Tâche demandée 1: Réécrivez sous forme de liste, s'il vous plaît, le paragraphe du passage fourni qui commence par « Quelle est la source de cette mystérieuse fécondité ? », en gardant ses faits principaux.

Passage fourni:
□ □ □ □

Paraboles de la Semence et du grain de moutarde

Dimanche 13 juin 2021 – 11e dimanche du Temps Ordinaire –

LA SEMENCE ET LE GRAIN DE MOUTARDE

            Aujourd’hui nous recevons de Jésus deux courtes paraboles, deux belles images concrètes : le «grain qui pousse tout seul» … et «la graine de moutarde, la plus petite de toutes les graines». Il ne faut pas oublier que ce sont des images du Règne de Dieu : «Il en est du Règne de Dieu comme d’un homme qui jette le grain dans son champ … ». En précisant par deux fois qu’il nous parle du «règne de Dieu», Jésus définit très précisément l’horizon d’interprétation des paraboles qu’Il nous propose.

            * La première parabole -que l’on ne trouve que dans l’Évangile de Saint Marc- nous parle de la mystérieuse germination et maturation de la semence jetée dans un champ. Puisque le grain se développe idéalement, il semble décrire ce qui se passe lorsque la semence est tombée dans la «bonne terre» (4, 8).

            Quelle est la source de cette mystérieuse fécondité ? Ce n’est pas le semeur, qui se contente de jeter la semence, puis attend patiemment «le temps de la moisson pour y mettre la faucille». De la graine, il nous est dit qu’elle «germe et grandit» ; c’est bien la semence qui est le sujet de ces verbes. Pourtant, dans la seconde partie du verset l’action est attribuée à la terre, qui «produit d’abord l’herbe, puis l’épi, enfin le blé plein l’épi». Il semble donc que Notre-Seigneur veuille souligner le dynamisme inhérent au sol fertile, qui permet à la semence de germer et de grandir dans le secret des entrailles de la terre.

□ □ □ □

Documents sources:

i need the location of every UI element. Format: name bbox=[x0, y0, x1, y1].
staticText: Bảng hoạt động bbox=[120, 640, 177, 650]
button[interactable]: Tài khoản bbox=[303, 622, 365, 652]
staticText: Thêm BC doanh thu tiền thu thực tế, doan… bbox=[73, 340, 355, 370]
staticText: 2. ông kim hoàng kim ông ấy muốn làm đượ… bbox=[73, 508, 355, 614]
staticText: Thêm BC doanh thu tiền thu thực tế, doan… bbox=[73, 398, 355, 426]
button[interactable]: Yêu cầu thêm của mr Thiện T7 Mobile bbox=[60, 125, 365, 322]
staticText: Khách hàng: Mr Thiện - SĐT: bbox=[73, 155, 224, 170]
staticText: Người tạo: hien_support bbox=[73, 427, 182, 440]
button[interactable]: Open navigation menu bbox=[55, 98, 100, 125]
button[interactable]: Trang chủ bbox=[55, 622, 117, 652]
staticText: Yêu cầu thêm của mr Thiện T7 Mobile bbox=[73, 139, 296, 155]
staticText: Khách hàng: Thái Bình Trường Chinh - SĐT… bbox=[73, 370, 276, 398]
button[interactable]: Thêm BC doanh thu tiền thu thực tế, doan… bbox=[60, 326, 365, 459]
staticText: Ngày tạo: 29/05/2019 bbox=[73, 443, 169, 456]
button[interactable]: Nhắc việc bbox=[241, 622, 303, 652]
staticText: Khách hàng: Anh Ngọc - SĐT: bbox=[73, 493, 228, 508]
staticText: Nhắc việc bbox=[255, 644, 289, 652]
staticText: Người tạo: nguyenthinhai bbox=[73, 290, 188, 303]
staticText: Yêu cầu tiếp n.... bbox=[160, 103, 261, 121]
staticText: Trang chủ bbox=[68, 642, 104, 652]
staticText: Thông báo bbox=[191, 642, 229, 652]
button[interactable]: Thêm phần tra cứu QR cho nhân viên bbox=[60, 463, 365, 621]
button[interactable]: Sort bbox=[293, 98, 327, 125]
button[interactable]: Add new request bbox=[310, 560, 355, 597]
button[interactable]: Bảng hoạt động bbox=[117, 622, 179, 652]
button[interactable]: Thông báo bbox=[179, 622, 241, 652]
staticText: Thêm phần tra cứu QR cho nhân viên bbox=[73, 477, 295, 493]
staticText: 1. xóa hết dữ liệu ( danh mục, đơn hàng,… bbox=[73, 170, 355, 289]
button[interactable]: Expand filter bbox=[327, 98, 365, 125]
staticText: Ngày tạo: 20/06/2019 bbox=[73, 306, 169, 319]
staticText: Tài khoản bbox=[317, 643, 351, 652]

□ □ □ □

Tâche demandée 2: Recopiez à l'identique la partie de la liste qui va de son début jusqu'à la ligne contenant « staticText: 2. ông », cette ligne comprise.

Réponse complète 1:
- La source de cette fécondité n'est pas le semeur : il se contente de jeter la semence, puis attend patiemment le temps de la moisson.
- De la graine, il est dit qu'elle « germe et grandit ». La semence est donc le sujet de ces verbes.
- Dans la seconde partie du verset, l'action est attribuée à la terre, qui produit d'abord l'herbe, puis l'épi, enfin le blé plein l'épi.
- Notre-Seigneur semble ainsi souligner le dynamisme propre au sol fertile, qui permet à la semence de germer et de grandir dans le secret des entrailles de la terre.

Réponse complète 2:
i need the location of every UI element. Format: name bbox=[x0, y0, x1, y1].
staticText: Bảng hoạt động bbox=[120, 640, 177, 650]
button[interactable]: Tài khoản bbox=[303, 622, 365, 652]
staticText: Thêm BC doanh thu tiền thu thực tế, doan… bbox=[73, 340, 355, 370]
staticText: 2. ông kim hoàng kim ông ấy muốn làm đượ… bbox=[73, 508, 355, 614]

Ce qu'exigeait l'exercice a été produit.